### [Problem statement]
Report each line of the data that includes the word "Reviewscore".
━━ Records for this task
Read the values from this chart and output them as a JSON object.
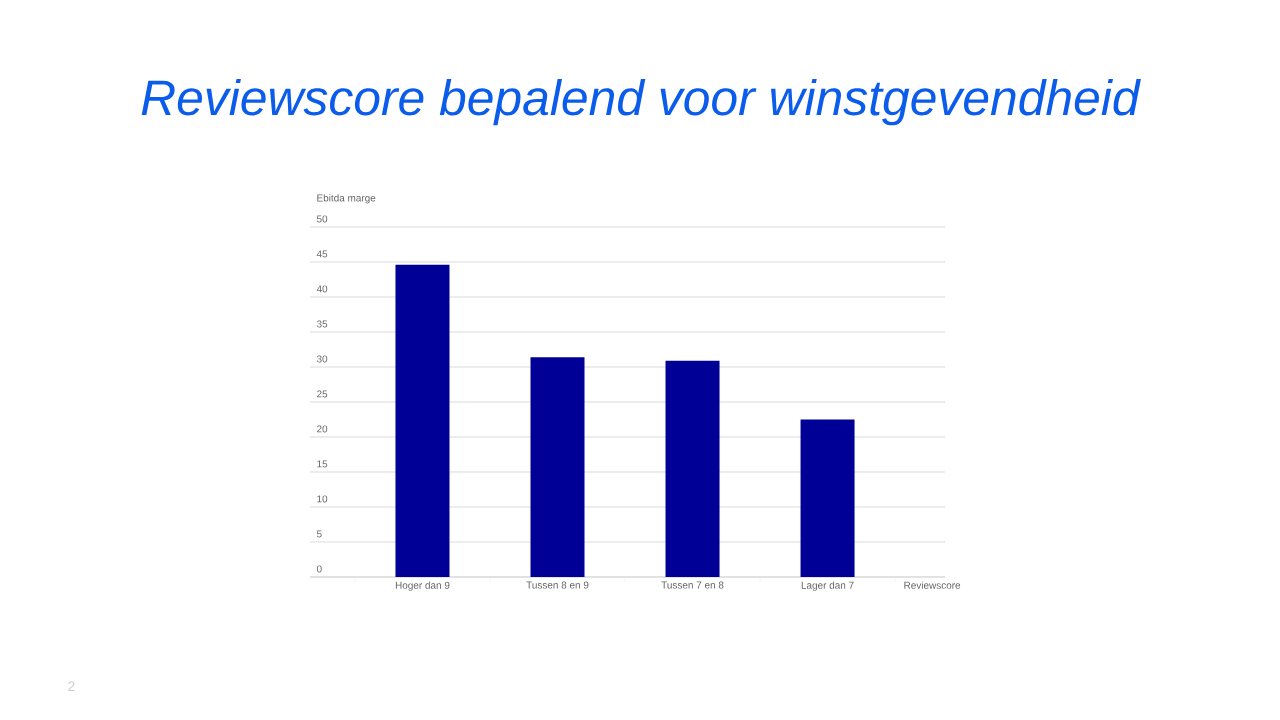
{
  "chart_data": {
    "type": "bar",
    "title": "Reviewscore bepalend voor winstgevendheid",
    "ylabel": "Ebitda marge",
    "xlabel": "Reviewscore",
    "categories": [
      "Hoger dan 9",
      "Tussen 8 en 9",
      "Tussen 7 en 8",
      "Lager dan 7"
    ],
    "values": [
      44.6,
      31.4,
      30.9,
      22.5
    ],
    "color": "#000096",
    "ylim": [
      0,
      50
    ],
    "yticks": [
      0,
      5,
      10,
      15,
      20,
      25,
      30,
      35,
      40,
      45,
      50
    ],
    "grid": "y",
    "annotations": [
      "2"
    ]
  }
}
━━━━
### [Task response]
    "title": "Reviewscore bepalend voor winstgevendheid",
    "xlabel": "Reviewscore",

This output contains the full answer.